▶ Aim of the exercise
Every record must be transcribed in its entirety, apart from the images, which are to be omitted.

-- START OF Information provided --

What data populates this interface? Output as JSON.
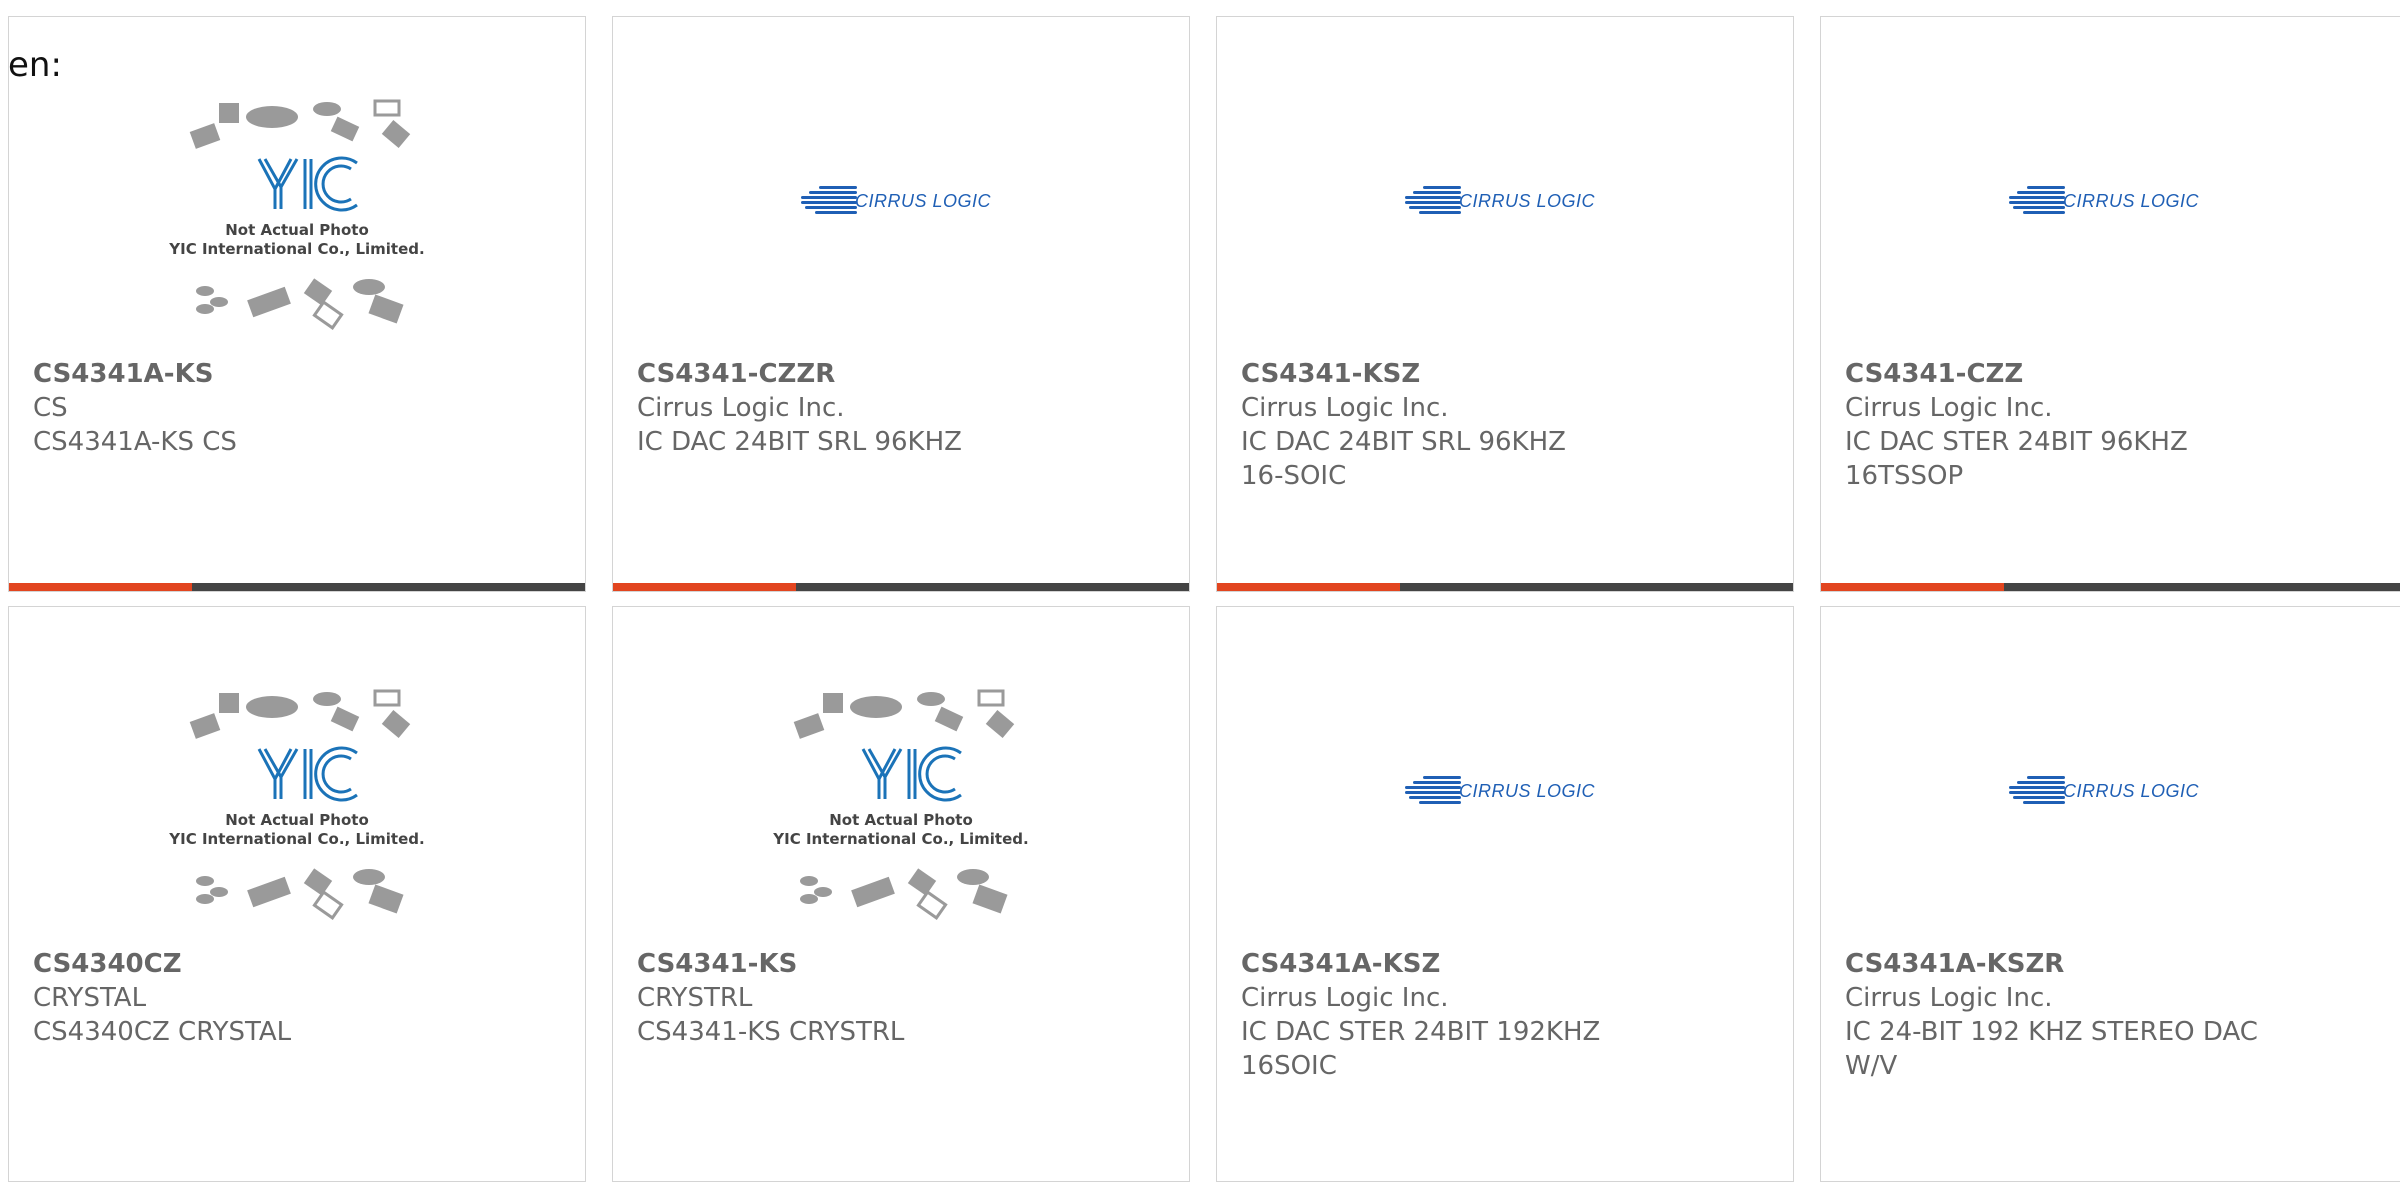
{
  "page": {
    "lang_label": "en:"
  },
  "colors": {
    "accent": "#e2451f",
    "bar": "#444444",
    "text": "#666666",
    "brand_blue": "#1f5fb5"
  },
  "placeholder": {
    "line1": "Not Actual Photo",
    "line2": "YIC International Co., Limited.",
    "logo_text": "YIC"
  },
  "cirrus_logo": {
    "text": "CIRRUS LOGIC"
  },
  "products": [
    {
      "part": "CS4341A-KS",
      "manufacturer": "CS",
      "description": "CS4341A-KS CS",
      "image": "yic-placeholder"
    },
    {
      "part": "CS4341-CZZR",
      "manufacturer": "Cirrus Logic Inc.",
      "description": "IC DAC 24BIT SRL 96KHZ",
      "image": "cirrus-logo"
    },
    {
      "part": "CS4341-KSZ",
      "manufacturer": "Cirrus Logic Inc.",
      "description": "IC DAC 24BIT SRL 96KHZ 16-SOIC",
      "image": "cirrus-logo"
    },
    {
      "part": "CS4341-CZZ",
      "manufacturer": "Cirrus Logic Inc.",
      "description": "IC DAC STER 24BIT 96KHZ 16TSSOP",
      "image": "cirrus-logo"
    },
    {
      "part": "CS4340CZ",
      "manufacturer": "CRYSTAL",
      "description": "CS4340CZ CRYSTAL",
      "image": "yic-placeholder"
    },
    {
      "part": "CS4341-KS",
      "manufacturer": "CRYSTRL",
      "description": "CS4341-KS CRYSTRL",
      "image": "yic-placeholder"
    },
    {
      "part": "CS4341A-KSZ",
      "manufacturer": "Cirrus Logic Inc.",
      "description": "IC DAC STER 24BIT 192KHZ 16SOIC",
      "image": "cirrus-logo"
    },
    {
      "part": "CS4341A-KSZR",
      "manufacturer": "Cirrus Logic Inc.",
      "description": "IC 24-BIT 192 KHZ STEREO DAC W/V",
      "image": "cirrus-logo"
    }
  ]
}
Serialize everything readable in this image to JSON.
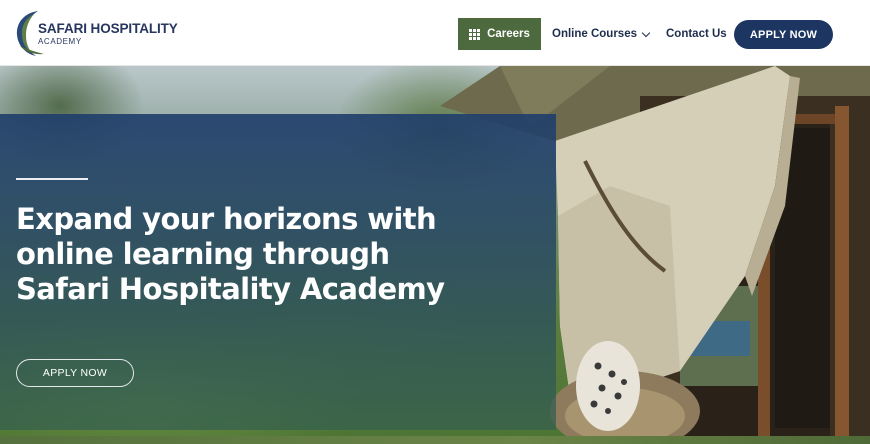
{
  "header": {
    "logo": {
      "name": "SAFARI HOSPITALITY",
      "subtitle": "ACADEMY",
      "icon": "crescent-logo-icon"
    },
    "nav": {
      "careers": {
        "label": "Careers",
        "icon": "grid-icon"
      },
      "online_courses": {
        "label": "Online Courses",
        "icon": "chevron-down-icon"
      },
      "contact": {
        "label": "Contact Us"
      }
    },
    "apply_button": "APPLY NOW"
  },
  "hero": {
    "title": "Expand your horizons with online learning through Safari Hospitality Academy",
    "apply_button": "APPLY NOW"
  },
  "colors": {
    "brand_navy": "#1d3561",
    "brand_green": "#4d6a3f",
    "overlay": "#1f3e6b"
  }
}
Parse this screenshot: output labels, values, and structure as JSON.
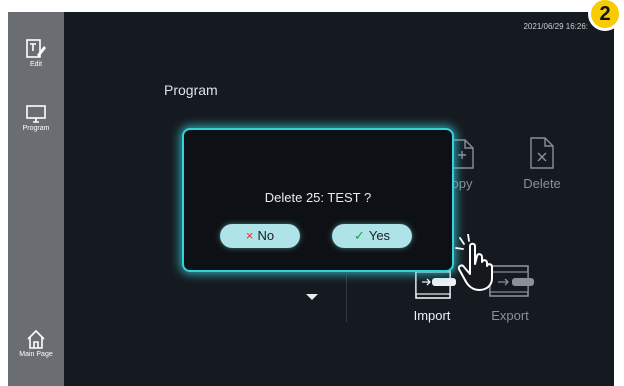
{
  "badge": "2",
  "timestamp": "2021/06/29 16:26:",
  "sidebar": {
    "items": [
      {
        "label": "Edit",
        "icon": "edit-icon"
      },
      {
        "label": "Program",
        "icon": "monitor-icon"
      },
      {
        "label": "Main Page",
        "icon": "home-icon"
      }
    ]
  },
  "main": {
    "title": "Program",
    "tiles": {
      "copy": "opy",
      "delete": "Delete",
      "import": "Import",
      "export": "Export"
    }
  },
  "dialog": {
    "message": "Delete 25: TEST ?",
    "no_label": "No",
    "yes_label": "Yes",
    "no_mark": "×",
    "yes_mark": "✓"
  },
  "colors": {
    "accent": "#35d2dc",
    "badge": "#f7cc00",
    "background": "#151a20",
    "sidebar": "#6a6d71"
  }
}
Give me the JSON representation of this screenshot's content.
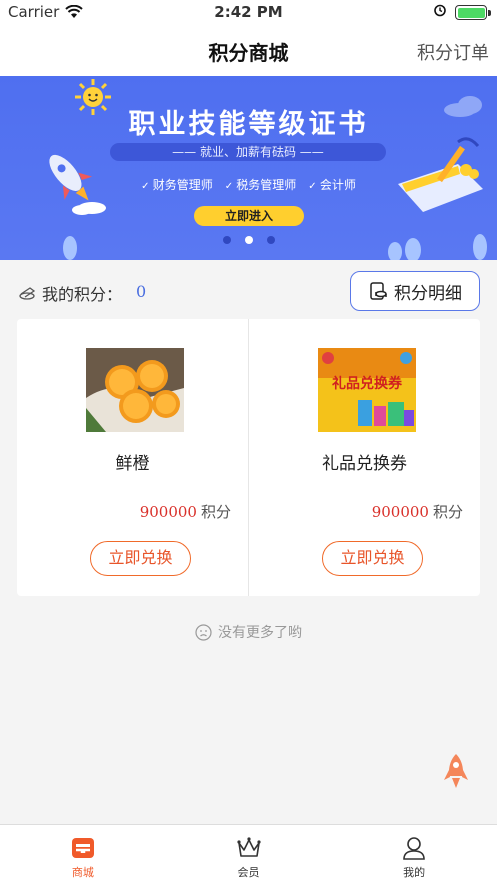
{
  "status_bar": {
    "carrier": "Carrier",
    "time": "2:42 PM"
  },
  "nav": {
    "title": "积分商城",
    "right_label": "积分订单"
  },
  "banner": {
    "headline": "职业技能等级证书",
    "subline": "—— 就业、加薪有砝码 ——",
    "tags": [
      "财务管理师",
      "税务管理师",
      "会计师"
    ],
    "cta": "立即进入",
    "carousel_active_index": 1,
    "carousel_count": 3
  },
  "points": {
    "label": "我的积分：",
    "value": "0",
    "detail_button": "积分明细"
  },
  "products": [
    {
      "name": "鲜橙",
      "price": "900000",
      "unit": "积分",
      "button": "立即兑换",
      "image_icon": "orange-photo"
    },
    {
      "name": "礼品兑换券",
      "price": "900000",
      "unit": "积分",
      "button": "立即兑换",
      "image_icon": "gift-voucher-image",
      "image_text": "礼品兑换券"
    }
  ],
  "footer_note": "没有更多了哟",
  "tabs": [
    {
      "label": "商城",
      "icon": "shop-icon",
      "active": true
    },
    {
      "label": "会员",
      "icon": "crown-icon",
      "active": false
    },
    {
      "label": "我的",
      "icon": "user-icon",
      "active": false
    }
  ],
  "colors": {
    "accent": "#f05a2a",
    "banner_bg": "#4f6ff0",
    "price": "#d9302a",
    "points_value": "#4a6ee0"
  }
}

-- END OF Information provided --

▶ Right answer
What data populates this interface? Output as JSON.
{
  "page": {
    "lang_label": "en:"
  },
  "colors": {
    "accent": "#e2451f",
    "bar": "#444444",
    "text": "#666666",
    "brand_blue": "#1f5fb5"
  },
  "placeholder": {
    "line1": "Not Actual Photo",
    "line2": "YIC International Co., Limited.",
    "logo_text": "YIC"
  },
  "cirrus_logo": {
    "text": "CIRRUS LOGIC"
  },
  "products": [
    {
      "part": "CS4341A-KS",
      "manufacturer": "CS",
      "description": "CS4341A-KS CS",
      "image": "yic-placeholder"
    },
    {
      "part": "CS4341-CZZR",
      "manufacturer": "Cirrus Logic Inc.",
      "description": "IC DAC 24BIT SRL 96KHZ",
      "image": "cirrus-logo"
    },
    {
      "part": "CS4341-KSZ",
      "manufacturer": "Cirrus Logic Inc.",
      "description": "IC DAC 24BIT SRL 96KHZ 16-SOIC",
      "image": "cirrus-logo"
    },
    {
      "part": "CS4341-CZZ",
      "manufacturer": "Cirrus Logic Inc.",
      "description": "IC DAC STER 24BIT 96KHZ 16TSSOP",
      "image": "cirrus-logo"
    },
    {
      "part": "CS4340CZ",
      "manufacturer": "CRYSTAL",
      "description": "CS4340CZ CRYSTAL",
      "image": "yic-placeholder"
    },
    {
      "part": "CS4341-KS",
      "manufacturer": "CRYSTRL",
      "description": "CS4341-KS CRYSTRL",
      "image": "yic-placeholder"
    },
    {
      "part": "CS4341A-KSZ",
      "manufacturer": "Cirrus Logic Inc.",
      "description": "IC DAC STER 24BIT 192KHZ 16SOIC",
      "image": "cirrus-logo"
    },
    {
      "part": "CS4341A-KSZR",
      "manufacturer": "Cirrus Logic Inc.",
      "description": "IC 24-BIT 192 KHZ STEREO DAC W/V",
      "image": "cirrus-logo"
    }
  ]
}
Serialize everything readable in this image to JSON.
{
  "header": {
    "logo": {
      "name": "SAFARI HOSPITALITY",
      "subtitle": "ACADEMY",
      "icon": "crescent-logo-icon"
    },
    "nav": {
      "careers": {
        "label": "Careers",
        "icon": "grid-icon"
      },
      "online_courses": {
        "label": "Online Courses",
        "icon": "chevron-down-icon"
      },
      "contact": {
        "label": "Contact Us"
      }
    },
    "apply_button": "APPLY NOW"
  },
  "hero": {
    "title": "Expand your horizons with online learning through Safari Hospitality Academy",
    "apply_button": "APPLY NOW"
  },
  "colors": {
    "brand_navy": "#1d3561",
    "brand_green": "#4d6a3f",
    "overlay": "#1f3e6b"
  }
}
Parse this screenshot: output labels, values, and structure as JSON.
{
  "badge": "2",
  "timestamp": "2021/06/29 16:26:",
  "sidebar": {
    "items": [
      {
        "label": "Edit",
        "icon": "edit-icon"
      },
      {
        "label": "Program",
        "icon": "monitor-icon"
      },
      {
        "label": "Main Page",
        "icon": "home-icon"
      }
    ]
  },
  "main": {
    "title": "Program",
    "tiles": {
      "copy": "opy",
      "delete": "Delete",
      "import": "Import",
      "export": "Export"
    }
  },
  "dialog": {
    "message": "Delete 25: TEST ?",
    "no_label": "No",
    "yes_label": "Yes",
    "no_mark": "×",
    "yes_mark": "✓"
  },
  "colors": {
    "accent": "#35d2dc",
    "badge": "#f7cc00",
    "background": "#151a20",
    "sidebar": "#6a6d71"
  }
}
Give me the JSON representation of this screenshot's content.
{
  "status_bar": {
    "carrier": "Carrier",
    "time": "2:42 PM"
  },
  "nav": {
    "title": "积分商城",
    "right_label": "积分订单"
  },
  "banner": {
    "headline": "职业技能等级证书",
    "subline": "—— 就业、加薪有砝码 ——",
    "tags": [
      "财务管理师",
      "税务管理师",
      "会计师"
    ],
    "cta": "立即进入",
    "carousel_active_index": 1,
    "carousel_count": 3
  },
  "points": {
    "label": "我的积分：",
    "value": "0",
    "detail_button": "积分明细"
  },
  "products": [
    {
      "name": "鲜橙",
      "price": "900000",
      "unit": "积分",
      "button": "立即兑换",
      "image_icon": "orange-photo"
    },
    {
      "name": "礼品兑换券",
      "price": "900000",
      "unit": "积分",
      "button": "立即兑换",
      "image_icon": "gift-voucher-image",
      "image_text": "礼品兑换券"
    }
  ],
  "footer_note": "没有更多了哟",
  "tabs": [
    {
      "label": "商城",
      "icon": "shop-icon",
      "active": true
    },
    {
      "label": "会员",
      "icon": "crown-icon",
      "active": false
    },
    {
      "label": "我的",
      "icon": "user-icon",
      "active": false
    }
  ],
  "colors": {
    "accent": "#f05a2a",
    "banner_bg": "#4f6ff0",
    "price": "#d9302a",
    "points_value": "#4a6ee0"
  }
}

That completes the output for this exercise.